> _STATED GOAL_
Can you find the lines of the listing that include "thermal" and copy every one?
-------
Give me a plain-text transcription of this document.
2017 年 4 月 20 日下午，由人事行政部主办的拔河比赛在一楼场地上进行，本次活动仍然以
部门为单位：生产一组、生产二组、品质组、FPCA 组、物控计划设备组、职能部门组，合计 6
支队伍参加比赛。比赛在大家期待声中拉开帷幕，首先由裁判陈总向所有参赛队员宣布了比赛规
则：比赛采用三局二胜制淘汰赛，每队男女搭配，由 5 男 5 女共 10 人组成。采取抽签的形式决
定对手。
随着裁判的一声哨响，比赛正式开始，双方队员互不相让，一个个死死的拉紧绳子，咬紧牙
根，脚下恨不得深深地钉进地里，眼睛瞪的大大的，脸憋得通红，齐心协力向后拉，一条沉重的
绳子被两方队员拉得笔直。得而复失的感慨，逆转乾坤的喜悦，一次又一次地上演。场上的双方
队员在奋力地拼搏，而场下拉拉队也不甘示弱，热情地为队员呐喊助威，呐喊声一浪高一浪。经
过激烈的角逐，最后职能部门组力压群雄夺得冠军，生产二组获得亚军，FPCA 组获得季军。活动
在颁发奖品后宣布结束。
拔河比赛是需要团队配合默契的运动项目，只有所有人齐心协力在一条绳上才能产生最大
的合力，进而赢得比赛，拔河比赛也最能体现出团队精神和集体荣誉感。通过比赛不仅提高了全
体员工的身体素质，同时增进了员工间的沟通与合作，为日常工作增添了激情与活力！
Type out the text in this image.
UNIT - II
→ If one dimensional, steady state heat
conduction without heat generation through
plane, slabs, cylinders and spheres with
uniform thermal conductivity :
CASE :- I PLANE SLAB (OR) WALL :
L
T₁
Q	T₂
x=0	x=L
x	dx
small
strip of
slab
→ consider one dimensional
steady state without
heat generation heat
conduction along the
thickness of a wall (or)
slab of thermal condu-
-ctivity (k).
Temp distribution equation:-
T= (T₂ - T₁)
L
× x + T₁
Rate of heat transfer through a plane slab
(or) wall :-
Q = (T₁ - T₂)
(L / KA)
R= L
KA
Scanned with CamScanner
-------
> _FULL ANSWER_
uniform thermal conductivity :
slab of thermal condu-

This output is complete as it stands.